++++ Supplied records ++++

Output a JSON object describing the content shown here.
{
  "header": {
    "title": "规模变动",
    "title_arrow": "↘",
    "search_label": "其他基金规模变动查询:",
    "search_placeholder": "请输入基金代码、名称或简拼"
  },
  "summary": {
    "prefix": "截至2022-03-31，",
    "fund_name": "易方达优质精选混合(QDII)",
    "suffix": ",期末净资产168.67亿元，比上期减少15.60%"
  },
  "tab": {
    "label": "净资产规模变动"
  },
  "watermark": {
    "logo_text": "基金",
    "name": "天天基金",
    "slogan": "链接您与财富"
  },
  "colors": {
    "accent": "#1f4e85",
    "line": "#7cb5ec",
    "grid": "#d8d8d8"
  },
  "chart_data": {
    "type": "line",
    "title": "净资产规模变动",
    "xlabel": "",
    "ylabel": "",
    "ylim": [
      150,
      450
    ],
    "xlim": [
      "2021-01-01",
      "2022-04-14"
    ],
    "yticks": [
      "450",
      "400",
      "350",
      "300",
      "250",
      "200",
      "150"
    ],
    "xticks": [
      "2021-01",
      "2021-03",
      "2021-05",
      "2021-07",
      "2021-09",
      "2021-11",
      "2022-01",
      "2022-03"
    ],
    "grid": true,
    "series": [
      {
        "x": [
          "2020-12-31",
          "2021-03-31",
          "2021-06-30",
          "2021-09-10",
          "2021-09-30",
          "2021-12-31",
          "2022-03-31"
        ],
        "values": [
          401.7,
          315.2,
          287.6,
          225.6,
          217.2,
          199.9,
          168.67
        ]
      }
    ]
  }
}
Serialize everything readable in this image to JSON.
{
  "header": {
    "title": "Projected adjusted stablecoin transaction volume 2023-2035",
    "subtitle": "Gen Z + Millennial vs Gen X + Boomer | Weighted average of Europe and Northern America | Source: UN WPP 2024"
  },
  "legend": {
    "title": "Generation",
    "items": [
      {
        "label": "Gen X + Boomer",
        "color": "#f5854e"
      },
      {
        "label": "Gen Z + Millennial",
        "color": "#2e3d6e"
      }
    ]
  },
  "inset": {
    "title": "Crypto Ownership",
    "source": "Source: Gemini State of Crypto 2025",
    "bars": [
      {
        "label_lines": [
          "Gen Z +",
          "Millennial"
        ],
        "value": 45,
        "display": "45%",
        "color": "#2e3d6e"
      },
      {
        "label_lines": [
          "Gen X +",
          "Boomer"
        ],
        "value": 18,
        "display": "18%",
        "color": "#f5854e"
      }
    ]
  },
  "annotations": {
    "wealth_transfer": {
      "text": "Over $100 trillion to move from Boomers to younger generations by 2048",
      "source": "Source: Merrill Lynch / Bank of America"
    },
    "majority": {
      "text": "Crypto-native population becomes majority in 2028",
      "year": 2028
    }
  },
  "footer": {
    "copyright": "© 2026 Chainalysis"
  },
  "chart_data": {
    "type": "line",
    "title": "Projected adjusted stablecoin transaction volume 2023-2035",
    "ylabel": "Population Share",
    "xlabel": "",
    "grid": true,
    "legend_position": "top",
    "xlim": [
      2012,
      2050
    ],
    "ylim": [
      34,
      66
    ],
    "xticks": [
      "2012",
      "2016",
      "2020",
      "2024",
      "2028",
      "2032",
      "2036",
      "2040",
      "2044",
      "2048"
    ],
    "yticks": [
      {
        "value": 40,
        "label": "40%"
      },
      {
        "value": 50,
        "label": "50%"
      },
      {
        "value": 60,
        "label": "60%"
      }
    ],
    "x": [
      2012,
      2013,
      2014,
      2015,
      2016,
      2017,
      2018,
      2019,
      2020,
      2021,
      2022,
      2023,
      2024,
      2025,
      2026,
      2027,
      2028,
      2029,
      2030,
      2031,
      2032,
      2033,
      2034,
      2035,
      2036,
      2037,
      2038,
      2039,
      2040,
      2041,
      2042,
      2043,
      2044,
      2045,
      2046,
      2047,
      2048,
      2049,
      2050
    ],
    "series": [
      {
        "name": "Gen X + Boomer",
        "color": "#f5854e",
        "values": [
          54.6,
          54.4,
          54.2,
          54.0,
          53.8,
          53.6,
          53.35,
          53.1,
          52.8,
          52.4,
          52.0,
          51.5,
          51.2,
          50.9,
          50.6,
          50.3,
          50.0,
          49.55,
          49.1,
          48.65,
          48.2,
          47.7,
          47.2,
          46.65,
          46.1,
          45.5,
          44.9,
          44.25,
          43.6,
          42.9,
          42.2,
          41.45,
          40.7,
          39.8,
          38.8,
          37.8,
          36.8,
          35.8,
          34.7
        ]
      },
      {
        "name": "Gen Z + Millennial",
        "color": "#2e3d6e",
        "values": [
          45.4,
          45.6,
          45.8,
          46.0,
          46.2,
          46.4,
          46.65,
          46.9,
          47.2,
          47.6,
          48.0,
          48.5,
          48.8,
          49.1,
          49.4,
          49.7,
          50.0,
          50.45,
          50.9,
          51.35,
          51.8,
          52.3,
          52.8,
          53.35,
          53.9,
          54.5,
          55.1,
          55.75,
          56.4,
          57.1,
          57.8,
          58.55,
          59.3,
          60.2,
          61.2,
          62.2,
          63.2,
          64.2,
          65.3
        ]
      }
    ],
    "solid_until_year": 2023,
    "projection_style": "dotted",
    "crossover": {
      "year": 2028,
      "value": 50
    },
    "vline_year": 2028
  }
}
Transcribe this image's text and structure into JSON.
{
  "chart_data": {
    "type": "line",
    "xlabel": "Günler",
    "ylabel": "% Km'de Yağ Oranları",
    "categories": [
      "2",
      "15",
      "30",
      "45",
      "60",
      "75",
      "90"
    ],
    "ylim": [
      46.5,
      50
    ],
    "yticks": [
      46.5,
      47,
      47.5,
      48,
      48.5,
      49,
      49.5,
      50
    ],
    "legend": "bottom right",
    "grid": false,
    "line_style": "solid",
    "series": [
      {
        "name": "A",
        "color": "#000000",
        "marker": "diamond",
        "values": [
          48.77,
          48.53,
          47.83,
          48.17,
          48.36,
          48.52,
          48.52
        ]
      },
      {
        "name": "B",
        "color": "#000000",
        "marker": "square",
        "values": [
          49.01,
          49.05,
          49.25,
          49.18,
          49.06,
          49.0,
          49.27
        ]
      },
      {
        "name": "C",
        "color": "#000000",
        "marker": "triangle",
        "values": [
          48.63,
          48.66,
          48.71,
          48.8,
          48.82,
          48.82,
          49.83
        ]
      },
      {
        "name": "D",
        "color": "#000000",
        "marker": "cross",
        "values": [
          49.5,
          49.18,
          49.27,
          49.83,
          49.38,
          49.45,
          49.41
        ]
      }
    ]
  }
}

++++

# Directions for this task
Each record above should be restated word for word.

# Finished task
Output a JSON object describing the content shown here.
{
  "header": {
    "title": "规模变动",
    "title_arrow": "↘",
    "search_label": "其他基金规模变动查询:",
    "search_placeholder": "请输入基金代码、名称或简拼"
  },
  "summary": {
    "prefix": "截至2022-03-31，",
    "fund_name": "易方达优质精选混合(QDII)",
    "suffix": ",期末净资产168.67亿元，比上期减少15.60%"
  },
  "tab": {
    "label": "净资产规模变动"
  },
  "watermark": {
    "logo_text": "基金",
    "name": "天天基金",
    "slogan": "链接您与财富"
  },
  "colors": {
    "accent": "#1f4e85",
    "line": "#7cb5ec",
    "grid": "#d8d8d8"
  },
  "chart_data": {
    "type": "line",
    "title": "净资产规模变动",
    "xlabel": "",
    "ylabel": "",
    "ylim": [
      150,
      450
    ],
    "xlim": [
      "2021-01-01",
      "2022-04-14"
    ],
    "yticks": [
      "450",
      "400",
      "350",
      "300",
      "250",
      "200",
      "150"
    ],
    "xticks": [
      "2021-01",
      "2021-03",
      "2021-05",
      "2021-07",
      "2021-09",
      "2021-11",
      "2022-01",
      "2022-03"
    ],
    "grid": true,
    "series": [
      {
        "x": [
          "2020-12-31",
          "2021-03-31",
          "2021-06-30",
          "2021-09-10",
          "2021-09-30",
          "2021-12-31",
          "2022-03-31"
        ],
        "values": [
          401.7,
          315.2,
          287.6,
          225.6,
          217.2,
          199.9,
          168.67
        ]
      }
    ]
  }
}
Serialize everything readable in this image to JSON.
{
  "header": {
    "title": "Projected adjusted stablecoin transaction volume 2023-2035",
    "subtitle": "Gen Z + Millennial vs Gen X + Boomer | Weighted average of Europe and Northern America | Source: UN WPP 2024"
  },
  "legend": {
    "title": "Generation",
    "items": [
      {
        "label": "Gen X + Boomer",
        "color": "#f5854e"
      },
      {
        "label": "Gen Z + Millennial",
        "color": "#2e3d6e"
      }
    ]
  },
  "inset": {
    "title": "Crypto Ownership",
    "source": "Source: Gemini State of Crypto 2025",
    "bars": [
      {
        "label_lines": [
          "Gen Z +",
          "Millennial"
        ],
        "value": 45,
        "display": "45%",
        "color": "#2e3d6e"
      },
      {
        "label_lines": [
          "Gen X +",
          "Boomer"
        ],
        "value": 18,
        "display": "18%",
        "color": "#f5854e"
      }
    ]
  },
  "annotations": {
    "wealth_transfer": {
      "text": "Over $100 trillion to move from Boomers to younger generations by 2048",
      "source": "Source: Merrill Lynch / Bank of America"
    },
    "majority": {
      "text": "Crypto-native population becomes majority in 2028",
      "year": 2028
    }
  },
  "footer": {
    "copyright": "© 2026 Chainalysis"
  },
  "chart_data": {
    "type": "line",
    "title": "Projected adjusted stablecoin transaction volume 2023-2035",
    "ylabel": "Population Share",
    "xlabel": "",
    "grid": true,
    "legend_position": "top",
    "xlim": [
      2012,
      2050
    ],
    "ylim": [
      34,
      66
    ],
    "xticks": [
      "2012",
      "2016",
      "2020",
      "2024",
      "2028",
      "2032",
      "2036",
      "2040",
      "2044",
      "2048"
    ],
    "yticks": [
      {
        "value": 40,
        "label": "40%"
      },
      {
        "value": 50,
        "label": "50%"
      },
      {
        "value": 60,
        "label": "60%"
      }
    ],
    "x": [
      2012,
      2013,
      2014,
      2015,
      2016,
      2017,
      2018,
      2019,
      2020,
      2021,
      2022,
      2023,
      2024,
      2025,
      2026,
      2027,
      2028,
      2029,
      2030,
      2031,
      2032,
      2033,
      2034,
      2035,
      2036,
      2037,
      2038,
      2039,
      2040,
      2041,
      2042,
      2043,
      2044,
      2045,
      2046,
      2047,
      2048,
      2049,
      2050
    ],
    "series": [
      {
        "name": "Gen X + Boomer",
        "color": "#f5854e",
        "values": [
          54.6,
          54.4,
          54.2,
          54.0,
          53.8,
          53.6,
          53.35,
          53.1,
          52.8,
          52.4,
          52.0,
          51.5,
          51.2,
          50.9,
          50.6,
          50.3,
          50.0,
          49.55,
          49.1,
          48.65,
          48.2,
          47.7,
          47.2,
          46.65,
          46.1,
          45.5,
          44.9,
          44.25,
          43.6,
          42.9,
          42.2,
          41.45,
          40.7,
          39.8,
          38.8,
          37.8,
          36.8,
          35.8,
          34.7
        ]
      },
      {
        "name": "Gen Z + Millennial",
        "color": "#2e3d6e",
        "values": [
          45.4,
          45.6,
          45.8,
          46.0,
          46.2,
          46.4,
          46.65,
          46.9,
          47.2,
          47.6,
          48.0,
          48.5,
          48.8,
          49.1,
          49.4,
          49.7,
          50.0,
          50.45,
          50.9,
          51.35,
          51.8,
          52.3,
          52.8,
          53.35,
          53.9,
          54.5,
          55.1,
          55.75,
          56.4,
          57.1,
          57.8,
          58.55,
          59.3,
          60.2,
          61.2,
          62.2,
          63.2,
          64.2,
          65.3
        ]
      }
    ],
    "solid_until_year": 2023,
    "projection_style": "dotted",
    "crossover": {
      "year": 2028,
      "value": 50
    },
    "vline_year": 2028
  }
}
Transcribe this image's text and structure into JSON.
{
  "chart_data": {
    "type": "line",
    "xlabel": "Günler",
    "ylabel": "% Km'de Yağ Oranları",
    "categories": [
      "2",
      "15",
      "30",
      "45",
      "60",
      "75",
      "90"
    ],
    "ylim": [
      46.5,
      50
    ],
    "yticks": [
      46.5,
      47,
      47.5,
      48,
      48.5,
      49,
      49.5,
      50
    ],
    "legend": "bottom right",
    "grid": false,
    "line_style": "solid",
    "series": [
      {
        "name": "A",
        "color": "#000000",
        "marker": "diamond",
        "values": [
          48.77,
          48.53,
          47.83,
          48.17,
          48.36,
          48.52,
          48.52
        ]
      },
      {
        "name": "B",
        "color": "#000000",
        "marker": "square",
        "values": [
          49.01,
          49.05,
          49.25,
          49.18,
          49.06,
          49.0,
          49.27
        ]
      },
      {
        "name": "C",
        "color": "#000000",
        "marker": "triangle",
        "values": [
          48.63,
          48.66,
          48.71,
          48.8,
          48.82,
          48.82,
          49.83
        ]
      },
      {
        "name": "D",
        "color": "#000000",
        "marker": "cross",
        "values": [
          49.5,
          49.18,
          49.27,
          49.83,
          49.38,
          49.45,
          49.41
        ]
      }
    ]
  }
}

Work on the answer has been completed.